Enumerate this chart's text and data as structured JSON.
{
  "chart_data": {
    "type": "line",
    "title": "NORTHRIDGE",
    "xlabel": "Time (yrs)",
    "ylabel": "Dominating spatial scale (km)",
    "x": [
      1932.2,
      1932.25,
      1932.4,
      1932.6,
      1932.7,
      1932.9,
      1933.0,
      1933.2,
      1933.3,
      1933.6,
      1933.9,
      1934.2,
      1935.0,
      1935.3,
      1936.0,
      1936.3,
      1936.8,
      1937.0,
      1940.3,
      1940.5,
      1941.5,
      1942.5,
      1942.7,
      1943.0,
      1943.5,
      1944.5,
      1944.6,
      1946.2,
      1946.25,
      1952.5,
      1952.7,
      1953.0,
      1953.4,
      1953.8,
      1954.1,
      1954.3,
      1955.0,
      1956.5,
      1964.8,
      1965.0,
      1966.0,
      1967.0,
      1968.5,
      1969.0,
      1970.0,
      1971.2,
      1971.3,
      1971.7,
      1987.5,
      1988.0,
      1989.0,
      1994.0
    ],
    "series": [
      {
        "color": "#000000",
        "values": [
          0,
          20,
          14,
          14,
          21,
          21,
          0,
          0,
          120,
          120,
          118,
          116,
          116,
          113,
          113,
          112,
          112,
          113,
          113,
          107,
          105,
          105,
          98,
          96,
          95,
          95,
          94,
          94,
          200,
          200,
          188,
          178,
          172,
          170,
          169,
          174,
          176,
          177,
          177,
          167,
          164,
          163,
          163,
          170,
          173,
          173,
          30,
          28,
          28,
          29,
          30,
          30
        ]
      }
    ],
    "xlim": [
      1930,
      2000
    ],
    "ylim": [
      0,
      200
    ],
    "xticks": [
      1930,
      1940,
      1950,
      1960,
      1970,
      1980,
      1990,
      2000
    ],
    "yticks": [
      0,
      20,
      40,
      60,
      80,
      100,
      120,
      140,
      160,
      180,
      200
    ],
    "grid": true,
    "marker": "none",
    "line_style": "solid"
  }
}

§ **What to produce**
Output the records verbatim, from the first line to the last.

§ **In response**
Enumerate this chart's text and data as structured JSON.
{
  "chart_data": {
    "type": "line",
    "title": "NORTHRIDGE",
    "xlabel": "Time (yrs)",
    "ylabel": "Dominating spatial scale (km)",
    "x": [
      1932.2,
      1932.25,
      1932.4,
      1932.6,
      1932.7,
      1932.9,
      1933.0,
      1933.2,
      1933.3,
      1933.6,
      1933.9,
      1934.2,
      1935.0,
      1935.3,
      1936.0,
      1936.3,
      1936.8,
      1937.0,
      1940.3,
      1940.5,
      1941.5,
      1942.5,
      1942.7,
      1943.0,
      1943.5,
      1944.5,
      1944.6,
      1946.2,
      1946.25,
      1952.5,
      1952.7,
      1953.0,
      1953.4,
      1953.8,
      1954.1,
      1954.3,
      1955.0,
      1956.5,
      1964.8,
      1965.0,
      1966.0,
      1967.0,
      1968.5,
      1969.0,
      1970.0,
      1971.2,
      1971.3,
      1971.7,
      1987.5,
      1988.0,
      1989.0,
      1994.0
    ],
    "series": [
      {
        "color": "#000000",
        "values": [
          0,
          20,
          14,
          14,
          21,
          21,
          0,
          0,
          120,
          120,
          118,
          116,
          116,
          113,
          113,
          112,
          112,
          113,
          113,
          107,
          105,
          105,
          98,
          96,
          95,
          95,
          94,
          94,
          200,
          200,
          188,
          178,
          172,
          170,
          169,
          174,
          176,
          177,
          177,
          167,
          164,
          163,
          163,
          170,
          173,
          173,
          30,
          28,
          28,
          29,
          30,
          30
        ]
      }
    ],
    "xlim": [
      1930,
      2000
    ],
    "ylim": [
      0,
      200
    ],
    "xticks": [
      1930,
      1940,
      1950,
      1960,
      1970,
      1980,
      1990,
      2000
    ],
    "yticks": [
      0,
      20,
      40,
      60,
      80,
      100,
      120,
      140,
      160,
      180,
      200
    ],
    "grid": true,
    "marker": "none",
    "line_style": "solid"
  }
}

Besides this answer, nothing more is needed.